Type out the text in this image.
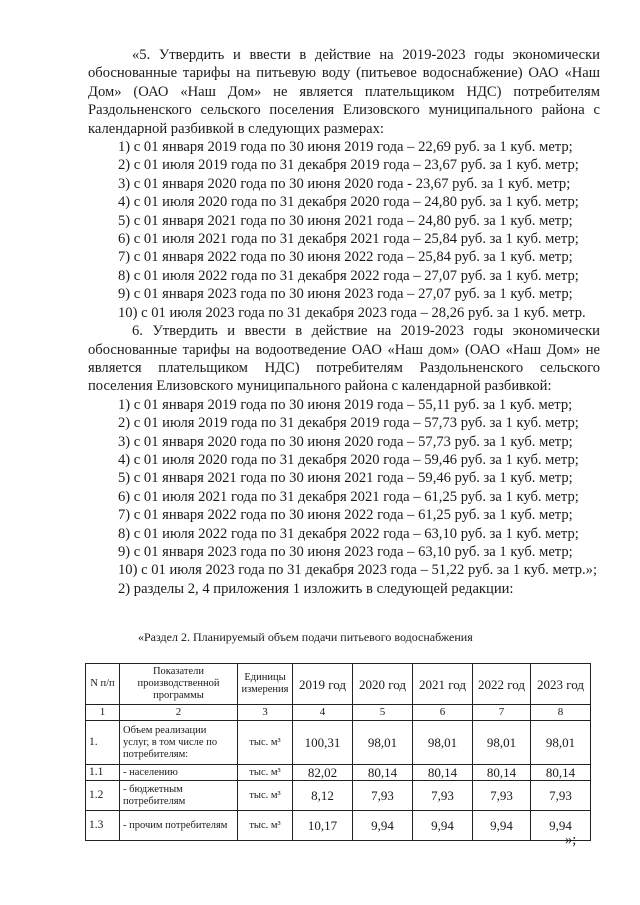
«5. Утвердить и ввести в действие на 2019-2023 годы экономически обоснованные тарифы на питьевую воду (питьевое водоснабжение) ОАО «Наш Дом» (ОАО «Наш Дом» не является плательщиком НДС) потребителям Раздольненского сельского поселения Елизовского муниципального района с календарной разбивкой в следующих размерах:

1) с 01 января 2019 года по 30 июня 2019 года – 22,69 руб. за 1 куб. метр;

2) с 01 июля 2019 года по 31 декабря 2019 года – 23,67 руб. за 1 куб. метр;

3) с 01 января 2020 года по 30 июня 2020 года - 23,67 руб. за 1 куб. метр;

4) с 01 июля 2020 года по 31 декабря 2020 года – 24,80 руб. за 1 куб. метр;

5) с 01 января 2021 года по 30 июня 2021 года – 24,80 руб. за 1 куб. метр;

6) с 01 июля 2021 года по 31 декабря 2021 года – 25,84 руб. за 1 куб. метр;

7) с 01 января 2022 года по 30 июня 2022 года – 25,84 руб. за 1 куб. метр;

8) с 01 июля 2022 года по 31 декабря 2022 года – 27,07 руб. за 1 куб. метр;

9) с 01 января 2023 года по 30 июня 2023 года – 27,07 руб. за 1 куб. метр;

10) с 01 июля 2023 года по 31 декабря 2023 года – 28,26 руб. за 1 куб. метр.

6. Утвердить и ввести в действие на 2019-2023 годы экономически обоснованные тарифы на водоотведение ОАО «Наш дом» (ОАО «Наш Дом» не является плательщиком НДС) потребителям Раздольненского сельского поселения Елизовского муниципального района с календарной разбивкой:

1) с 01 января 2019 года по 30 июня 2019 года – 55,11 руб. за 1 куб. метр;

2) с 01 июля 2019 года по 31 декабря 2019 года – 57,73 руб. за 1 куб. метр;

3) с 01 января 2020 года по 30 июня 2020 года – 57,73 руб. за 1 куб. метр;

4) с 01 июля 2020 года по 31 декабря 2020 года – 59,46 руб. за 1 куб. метр;

5) с 01 января 2021 года по 30 июня 2021 года – 59,46 руб. за 1 куб. метр;

6) с 01 июля 2021 года по 31 декабря 2021 года – 61,25 руб. за 1 куб. метр;

7) с 01 января 2022 года по 30 июня 2022 года – 61,25 руб. за 1 куб. метр;

8) с 01 июля 2022 года по 31 декабря 2022 года – 63,10 руб. за 1 куб. метр;

9) с 01 января 2023 года по 30 июня 2023 года – 63,10 руб. за 1 куб. метр;

10) с 01 июля 2023 года по 31 декабря 2023 года – 51,22 руб. за 1 куб. метр.»;

2) разделы 2, 4 приложения 1 изложить в следующей редакции:

«Раздел 2. Планируемый объем подачи питьевого водоснабжения
N п/п	Показатели производственной программы	Единицы измерения	2019 год	2020 год	2021 год	2022 год	2023 год
1	2	3	4	5	6	7	8
1.	Объем реализации услуг, в том числе по потребителям:	тыс. м³	100,31	98,01	98,01	98,01	98,01
1.1	- населению	тыс. м³	82,02	80,14	80,14	80,14	80,14
1.2	- бюджетным потребителям	тыс. м³	8,12	7,93	7,93	7,93	7,93
1.3	- прочим потребителям	тыс. м³	10,17	9,94	9,94	9,94	9,94
»;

________

■ **What you have to do**
Retype the records exactly. Any image in them should not appear in what you write.

■ **Result below**
Type out the text in this image.
«5. Утвердить и ввести в действие на 2019-2023 годы экономически обоснованные тарифы на питьевую воду (питьевое водоснабжение) ОАО «Наш Дом» (ОАО «Наш Дом» не является плательщиком НДС) потребителям Раздольненского сельского поселения Елизовского муниципального района с календарной разбивкой в следующих размерах:

1) с 01 января 2019 года по 30 июня 2019 года – 22,69 руб. за 1 куб. метр;

2) с 01 июля 2019 года по 31 декабря 2019 года – 23,67 руб. за 1 куб. метр;

3) с 01 января 2020 года по 30 июня 2020 года - 23,67 руб. за 1 куб. метр;

4) с 01 июля 2020 года по 31 декабря 2020 года – 24,80 руб. за 1 куб. метр;

5) с 01 января 2021 года по 30 июня 2021 года – 24,80 руб. за 1 куб. метр;

6) с 01 июля 2021 года по 31 декабря 2021 года – 25,84 руб. за 1 куб. метр;

7) с 01 января 2022 года по 30 июня 2022 года – 25,84 руб. за 1 куб. метр;

8) с 01 июля 2022 года по 31 декабря 2022 года – 27,07 руб. за 1 куб. метр;

9) с 01 января 2023 года по 30 июня 2023 года – 27,07 руб. за 1 куб. метр;

10) с 01 июля 2023 года по 31 декабря 2023 года – 28,26 руб. за 1 куб. метр.

6. Утвердить и ввести в действие на 2019-2023 годы экономически обоснованные тарифы на водоотведение ОАО «Наш дом» (ОАО «Наш Дом» не является плательщиком НДС) потребителям Раздольненского сельского поселения Елизовского муниципального района с календарной разбивкой:

1) с 01 января 2019 года по 30 июня 2019 года – 55,11 руб. за 1 куб. метр;

2) с 01 июля 2019 года по 31 декабря 2019 года – 57,73 руб. за 1 куб. метр;

3) с 01 января 2020 года по 30 июня 2020 года – 57,73 руб. за 1 куб. метр;

4) с 01 июля 2020 года по 31 декабря 2020 года – 59,46 руб. за 1 куб. метр;

5) с 01 января 2021 года по 30 июня 2021 года – 59,46 руб. за 1 куб. метр;

6) с 01 июля 2021 года по 31 декабря 2021 года – 61,25 руб. за 1 куб. метр;

7) с 01 января 2022 года по 30 июня 2022 года – 61,25 руб. за 1 куб. метр;

8) с 01 июля 2022 года по 31 декабря 2022 года – 63,10 руб. за 1 куб. метр;

9) с 01 января 2023 года по 30 июня 2023 года – 63,10 руб. за 1 куб. метр;

10) с 01 июля 2023 года по 31 декабря 2023 года – 51,22 руб. за 1 куб. метр.»;

2) разделы 2, 4 приложения 1 изложить в следующей редакции:

«Раздел 2. Планируемый объем подачи питьевого водоснабжения
N п/п	Показатели производственной программы	Единицы измерения	2019 год	2020 год	2021 год	2022 год	2023 год
1	2	3	4	5	6	7	8
1.	Объем реализации услуг, в том числе по потребителям:	тыс. м³	100,31	98,01	98,01	98,01	98,01
1.1	- населению	тыс. м³	82,02	80,14	80,14	80,14	80,14
1.2	- бюджетным потребителям	тыс. м³	8,12	7,93	7,93	7,93	7,93
1.3	- прочим потребителям	тыс. м³	10,17	9,94	9,94	9,94	9,94
»;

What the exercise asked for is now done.